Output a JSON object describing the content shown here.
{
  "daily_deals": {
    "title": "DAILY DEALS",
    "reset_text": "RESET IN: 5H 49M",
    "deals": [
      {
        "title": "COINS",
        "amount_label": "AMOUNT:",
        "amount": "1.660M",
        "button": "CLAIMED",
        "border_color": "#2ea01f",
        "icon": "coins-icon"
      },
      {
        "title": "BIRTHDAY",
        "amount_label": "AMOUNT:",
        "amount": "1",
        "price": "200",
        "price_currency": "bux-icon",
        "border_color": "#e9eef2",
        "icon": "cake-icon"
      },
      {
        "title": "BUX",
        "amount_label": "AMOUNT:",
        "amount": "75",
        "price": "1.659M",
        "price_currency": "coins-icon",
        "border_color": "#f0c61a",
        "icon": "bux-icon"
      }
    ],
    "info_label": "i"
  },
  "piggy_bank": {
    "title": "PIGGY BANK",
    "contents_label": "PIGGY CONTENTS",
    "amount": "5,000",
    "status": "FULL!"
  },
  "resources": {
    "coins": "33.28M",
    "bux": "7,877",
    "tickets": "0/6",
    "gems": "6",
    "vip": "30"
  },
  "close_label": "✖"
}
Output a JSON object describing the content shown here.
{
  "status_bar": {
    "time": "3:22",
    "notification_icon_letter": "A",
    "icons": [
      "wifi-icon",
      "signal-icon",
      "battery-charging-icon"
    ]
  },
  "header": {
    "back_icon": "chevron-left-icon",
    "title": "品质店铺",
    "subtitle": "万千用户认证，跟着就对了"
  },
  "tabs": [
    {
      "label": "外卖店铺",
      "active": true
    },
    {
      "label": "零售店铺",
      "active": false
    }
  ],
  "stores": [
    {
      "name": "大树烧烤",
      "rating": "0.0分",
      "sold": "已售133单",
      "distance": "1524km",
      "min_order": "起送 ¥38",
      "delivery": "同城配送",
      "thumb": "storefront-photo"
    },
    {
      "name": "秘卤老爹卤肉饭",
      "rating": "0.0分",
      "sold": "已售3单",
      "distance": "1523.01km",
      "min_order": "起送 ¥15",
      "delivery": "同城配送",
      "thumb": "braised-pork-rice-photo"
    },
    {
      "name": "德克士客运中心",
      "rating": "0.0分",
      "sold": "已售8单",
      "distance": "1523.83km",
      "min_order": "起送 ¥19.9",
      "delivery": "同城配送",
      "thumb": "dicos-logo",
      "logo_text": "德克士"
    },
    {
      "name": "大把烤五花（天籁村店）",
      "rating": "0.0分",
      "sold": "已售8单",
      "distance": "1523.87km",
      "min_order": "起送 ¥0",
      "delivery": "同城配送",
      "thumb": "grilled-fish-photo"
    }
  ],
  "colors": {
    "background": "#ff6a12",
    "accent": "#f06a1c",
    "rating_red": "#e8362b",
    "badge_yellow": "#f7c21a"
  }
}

------------------------------------

DIRECTIONS.
Extract the complete set of records unchanged.

ANSWER TO THE PROBLEM.
Output a JSON object describing the content shown here.
{
  "daily_deals": {
    "title": "DAILY DEALS",
    "reset_text": "RESET IN: 5H 49M",
    "deals": [
      {
        "title": "COINS",
        "amount_label": "AMOUNT:",
        "amount": "1.660M",
        "button": "CLAIMED",
        "border_color": "#2ea01f",
        "icon": "coins-icon"
      },
      {
        "title": "BIRTHDAY",
        "amount_label": "AMOUNT:",
        "amount": "1",
        "price": "200",
        "price_currency": "bux-icon",
        "border_color": "#e9eef2",
        "icon": "cake-icon"
      },
      {
        "title": "BUX",
        "amount_label": "AMOUNT:",
        "amount": "75",
        "price": "1.659M",
        "price_currency": "coins-icon",
        "border_color": "#f0c61a",
        "icon": "bux-icon"
      }
    ],
    "info_label": "i"
  },
  "piggy_bank": {
    "title": "PIGGY BANK",
    "contents_label": "PIGGY CONTENTS",
    "amount": "5,000",
    "status": "FULL!"
  },
  "resources": {
    "coins": "33.28M",
    "bux": "7,877",
    "tickets": "0/6",
    "gems": "6",
    "vip": "30"
  },
  "close_label": "✖"
}
Output a JSON object describing the content shown here.
{
  "status_bar": {
    "time": "3:22",
    "notification_icon_letter": "A",
    "icons": [
      "wifi-icon",
      "signal-icon",
      "battery-charging-icon"
    ]
  },
  "header": {
    "back_icon": "chevron-left-icon",
    "title": "品质店铺",
    "subtitle": "万千用户认证，跟着就对了"
  },
  "tabs": [
    {
      "label": "外卖店铺",
      "active": true
    },
    {
      "label": "零售店铺",
      "active": false
    }
  ],
  "stores": [
    {
      "name": "大树烧烤",
      "rating": "0.0分",
      "sold": "已售133单",
      "distance": "1524km",
      "min_order": "起送 ¥38",
      "delivery": "同城配送",
      "thumb": "storefront-photo"
    },
    {
      "name": "秘卤老爹卤肉饭",
      "rating": "0.0分",
      "sold": "已售3单",
      "distance": "1523.01km",
      "min_order": "起送 ¥15",
      "delivery": "同城配送",
      "thumb": "braised-pork-rice-photo"
    },
    {
      "name": "德克士客运中心",
      "rating": "0.0分",
      "sold": "已售8单",
      "distance": "1523.83km",
      "min_order": "起送 ¥19.9",
      "delivery": "同城配送",
      "thumb": "dicos-logo",
      "logo_text": "德克士"
    },
    {
      "name": "大把烤五花（天籁村店）",
      "rating": "0.0分",
      "sold": "已售8单",
      "distance": "1523.87km",
      "min_order": "起送 ¥0",
      "delivery": "同城配送",
      "thumb": "grilled-fish-photo"
    }
  ],
  "colors": {
    "background": "#ff6a12",
    "accent": "#f06a1c",
    "rating_red": "#e8362b",
    "badge_yellow": "#f7c21a"
  }
}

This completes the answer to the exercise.